Problem to solve: Write out all of the entries exactly as given.

Dataset entries:

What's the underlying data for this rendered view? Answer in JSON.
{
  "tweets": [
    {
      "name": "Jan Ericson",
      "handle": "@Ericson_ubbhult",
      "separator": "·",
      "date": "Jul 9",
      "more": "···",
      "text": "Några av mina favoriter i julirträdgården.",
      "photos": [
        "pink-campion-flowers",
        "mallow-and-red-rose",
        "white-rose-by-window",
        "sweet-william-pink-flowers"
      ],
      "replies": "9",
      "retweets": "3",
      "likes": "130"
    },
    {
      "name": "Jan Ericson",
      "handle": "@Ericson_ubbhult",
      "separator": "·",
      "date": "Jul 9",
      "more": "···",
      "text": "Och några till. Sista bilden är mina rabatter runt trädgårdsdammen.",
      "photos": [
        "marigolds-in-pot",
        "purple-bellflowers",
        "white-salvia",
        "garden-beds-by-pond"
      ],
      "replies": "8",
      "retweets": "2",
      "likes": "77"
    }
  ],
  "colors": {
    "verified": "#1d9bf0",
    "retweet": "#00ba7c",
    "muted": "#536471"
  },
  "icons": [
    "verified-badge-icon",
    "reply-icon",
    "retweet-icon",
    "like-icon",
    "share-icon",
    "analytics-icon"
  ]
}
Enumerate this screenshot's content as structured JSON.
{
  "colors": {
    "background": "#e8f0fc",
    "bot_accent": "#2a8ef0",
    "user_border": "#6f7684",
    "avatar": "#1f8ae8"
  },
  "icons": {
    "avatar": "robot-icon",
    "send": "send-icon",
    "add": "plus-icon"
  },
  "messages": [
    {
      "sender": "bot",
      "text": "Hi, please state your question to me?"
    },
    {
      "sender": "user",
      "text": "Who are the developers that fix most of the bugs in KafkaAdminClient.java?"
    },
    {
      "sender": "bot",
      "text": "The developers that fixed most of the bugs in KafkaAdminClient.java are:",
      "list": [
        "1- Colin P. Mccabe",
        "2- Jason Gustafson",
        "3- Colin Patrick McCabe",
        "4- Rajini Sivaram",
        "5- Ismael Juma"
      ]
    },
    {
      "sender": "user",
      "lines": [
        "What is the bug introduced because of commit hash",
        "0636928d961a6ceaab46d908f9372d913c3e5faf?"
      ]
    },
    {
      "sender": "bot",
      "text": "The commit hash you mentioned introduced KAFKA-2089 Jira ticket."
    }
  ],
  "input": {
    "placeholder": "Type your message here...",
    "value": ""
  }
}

Finished task:
What's the underlying data for this rendered view? Answer in JSON.
{
  "tweets": [
    {
      "name": "Jan Ericson",
      "handle": "@Ericson_ubbhult",
      "separator": "·",
      "date": "Jul 9",
      "more": "···",
      "text": "Några av mina favoriter i julirträdgården.",
      "photos": [
        "pink-campion-flowers",
        "mallow-and-red-rose",
        "white-rose-by-window",
        "sweet-william-pink-flowers"
      ],
      "replies": "9",
      "retweets": "3",
      "likes": "130"
    },
    {
      "name": "Jan Ericson",
      "handle": "@Ericson_ubbhult",
      "separator": "·",
      "date": "Jul 9",
      "more": "···",
      "text": "Och några till. Sista bilden är mina rabatter runt trädgårdsdammen.",
      "photos": [
        "marigolds-in-pot",
        "purple-bellflowers",
        "white-salvia",
        "garden-beds-by-pond"
      ],
      "replies": "8",
      "retweets": "2",
      "likes": "77"
    }
  ],
  "colors": {
    "verified": "#1d9bf0",
    "retweet": "#00ba7c",
    "muted": "#536471"
  },
  "icons": [
    "verified-badge-icon",
    "reply-icon",
    "retweet-icon",
    "like-icon",
    "share-icon",
    "analytics-icon"
  ]
}
Enumerate this screenshot's content as structured JSON.
{
  "colors": {
    "background": "#e8f0fc",
    "bot_accent": "#2a8ef0",
    "user_border": "#6f7684",
    "avatar": "#1f8ae8"
  },
  "icons": {
    "avatar": "robot-icon",
    "send": "send-icon",
    "add": "plus-icon"
  },
  "messages": [
    {
      "sender": "bot",
      "text": "Hi, please state your question to me?"
    },
    {
      "sender": "user",
      "text": "Who are the developers that fix most of the bugs in KafkaAdminClient.java?"
    },
    {
      "sender": "bot",
      "text": "The developers that fixed most of the bugs in KafkaAdminClient.java are:",
      "list": [
        "1- Colin P. Mccabe",
        "2- Jason Gustafson",
        "3- Colin Patrick McCabe",
        "4- Rajini Sivaram",
        "5- Ismael Juma"
      ]
    },
    {
      "sender": "user",
      "lines": [
        "What is the bug introduced because of commit hash",
        "0636928d961a6ceaab46d908f9372d913c3e5faf?"
      ]
    },
    {
      "sender": "bot",
      "text": "The commit hash you mentioned introduced KAFKA-2089 Jira ticket."
    }
  ],
  "input": {
    "placeholder": "Type your message here...",
    "value": ""
  }
}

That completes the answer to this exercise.